[Begin]

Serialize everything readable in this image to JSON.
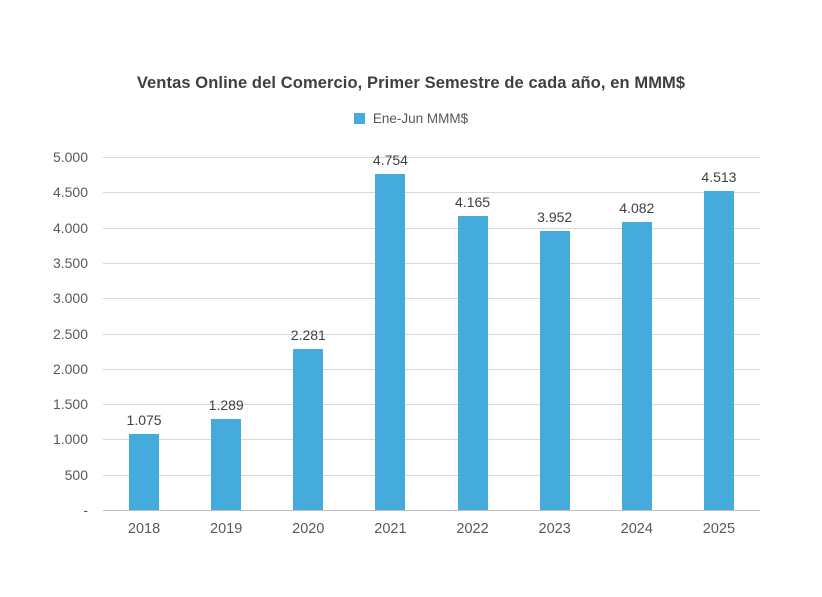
{
  "legend": {
    "label": "Ene-Jun MMM$"
  },
  "colors": {
    "bar": "#45AADC",
    "title": "#3F3F3F",
    "data_label": "#404040",
    "tick_label": "#595959",
    "gridline": "#D9D9D9",
    "axis_line": "#BFBFBF",
    "background": "#FFFFFF"
  },
  "chart_data": {
    "type": "bar",
    "title": "Ventas Online del Comercio, Primer Semestre de cada año, en MMM$",
    "categories": [
      "2018",
      "2019",
      "2020",
      "2021",
      "2022",
      "2023",
      "2024",
      "2025"
    ],
    "values": [
      1075,
      1289,
      2281,
      4754,
      4165,
      3952,
      4082,
      4513
    ],
    "value_labels": [
      "1.075",
      "1.289",
      "2.281",
      "4.754",
      "4.165",
      "3.952",
      "4.082",
      "4.513"
    ],
    "series_name": "Ene-Jun MMM$",
    "xlabel": "",
    "ylabel": "",
    "ylim": [
      0,
      5000
    ],
    "y_tick_step": 500,
    "y_tick_labels_top_to_bottom": [
      "5.000",
      "4.500",
      "4.000",
      "3.500",
      "3.000",
      "2.500",
      "2.000",
      "1.500",
      "1.000",
      "500",
      "-"
    ],
    "grid": true,
    "legend_position": "top-center"
  }
}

[End]

→ WRITTEN EXERCISE:
Pull out each line containing the word "title" and copy it.

→ EXERCISE ANSWER:
    "title": "#3F3F3F",
    "title": "Ventas Online del Comercio, Primer Semestre de cada año, en MMM$",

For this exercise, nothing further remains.